» Problem details: Could you write out the records below exactly as they appear, leaving out any pictures?

=== Given records ===

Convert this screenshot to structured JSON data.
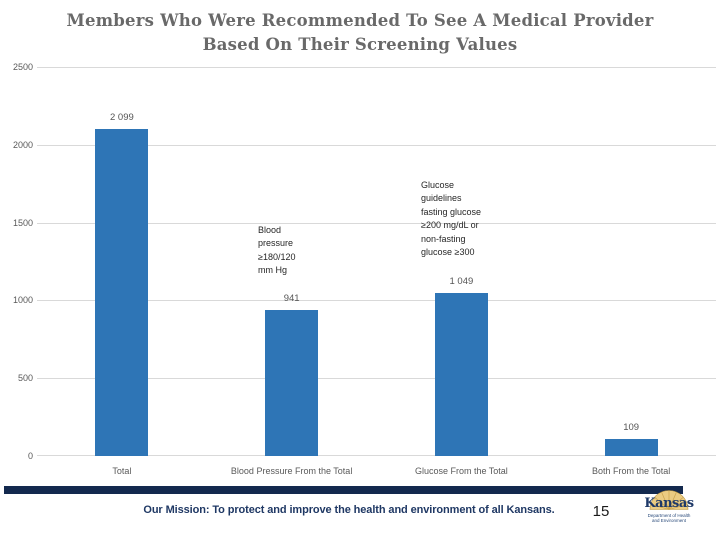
{
  "slide": {
    "title": "Members Who Were Recommended To See A Medical Provider\nBased On Their Screening Values",
    "mission_text": "Our Mission: To protect and improve the health and environment of all Kansans.",
    "page_number": "15",
    "logo": {
      "main_text": "Kansas",
      "sub_text": "Department of Health\nand Environment"
    }
  },
  "chart_data": {
    "type": "bar",
    "title": "Members Who Were Recommended To See A Medical Provider Based On Their Screening Values",
    "categories": [
      "Total",
      "Blood Pressure From the Total",
      "Glucose From the Total",
      "Both From the Total"
    ],
    "values": [
      2099,
      941,
      1049,
      109
    ],
    "value_labels": [
      "2 099",
      "941",
      "1 049",
      "109"
    ],
    "xlabel": "",
    "ylabel": "",
    "ylim": [
      0,
      2500
    ],
    "yticks": [
      2500,
      2000,
      1500,
      1000,
      500,
      0
    ],
    "grid": "horizontal",
    "legend": "none",
    "annotations": [
      {
        "target": "Blood Pressure From the Total",
        "text": "Blood\npressure\n≥180/120\nmm Hg"
      },
      {
        "target": "Glucose From the Total",
        "text": "Glucose\nguidelines\nfasting glucose\n≥200 mg/dL or\nnon-fasting\nglucose ≥300"
      }
    ]
  },
  "colors": {
    "bar": "#2E75B6",
    "gridline": "#D9D9D9",
    "axis_text": "#595959",
    "title_text": "#696969",
    "annotation_text": "#262626",
    "footer_bar": "#13294E",
    "mission_text": "#1F3864",
    "logo_gold": "#EBCC82",
    "logo_navy": "#1E3968"
  }
}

===

» Solved problem:
Convert this screenshot to structured JSON data.
{
  "slide": {
    "title": "Members Who Were Recommended To See A Medical Provider\nBased On Their Screening Values",
    "mission_text": "Our Mission: To protect and improve the health and environment of all Kansans.",
    "page_number": "15",
    "logo": {
      "main_text": "Kansas",
      "sub_text": "Department of Health\nand Environment"
    }
  },
  "chart_data": {
    "type": "bar",
    "title": "Members Who Were Recommended To See A Medical Provider Based On Their Screening Values",
    "categories": [
      "Total",
      "Blood Pressure From the Total",
      "Glucose From the Total",
      "Both From the Total"
    ],
    "values": [
      2099,
      941,
      1049,
      109
    ],
    "value_labels": [
      "2 099",
      "941",
      "1 049",
      "109"
    ],
    "xlabel": "",
    "ylabel": "",
    "ylim": [
      0,
      2500
    ],
    "yticks": [
      2500,
      2000,
      1500,
      1000,
      500,
      0
    ],
    "grid": "horizontal",
    "legend": "none",
    "annotations": [
      {
        "target": "Blood Pressure From the Total",
        "text": "Blood\npressure\n≥180/120\nmm Hg"
      },
      {
        "target": "Glucose From the Total",
        "text": "Glucose\nguidelines\nfasting glucose\n≥200 mg/dL or\nnon-fasting\nglucose ≥300"
      }
    ]
  },
  "colors": {
    "bar": "#2E75B6",
    "gridline": "#D9D9D9",
    "axis_text": "#595959",
    "title_text": "#696969",
    "annotation_text": "#262626",
    "footer_bar": "#13294E",
    "mission_text": "#1F3864",
    "logo_gold": "#EBCC82",
    "logo_navy": "#1E3968"
  }
}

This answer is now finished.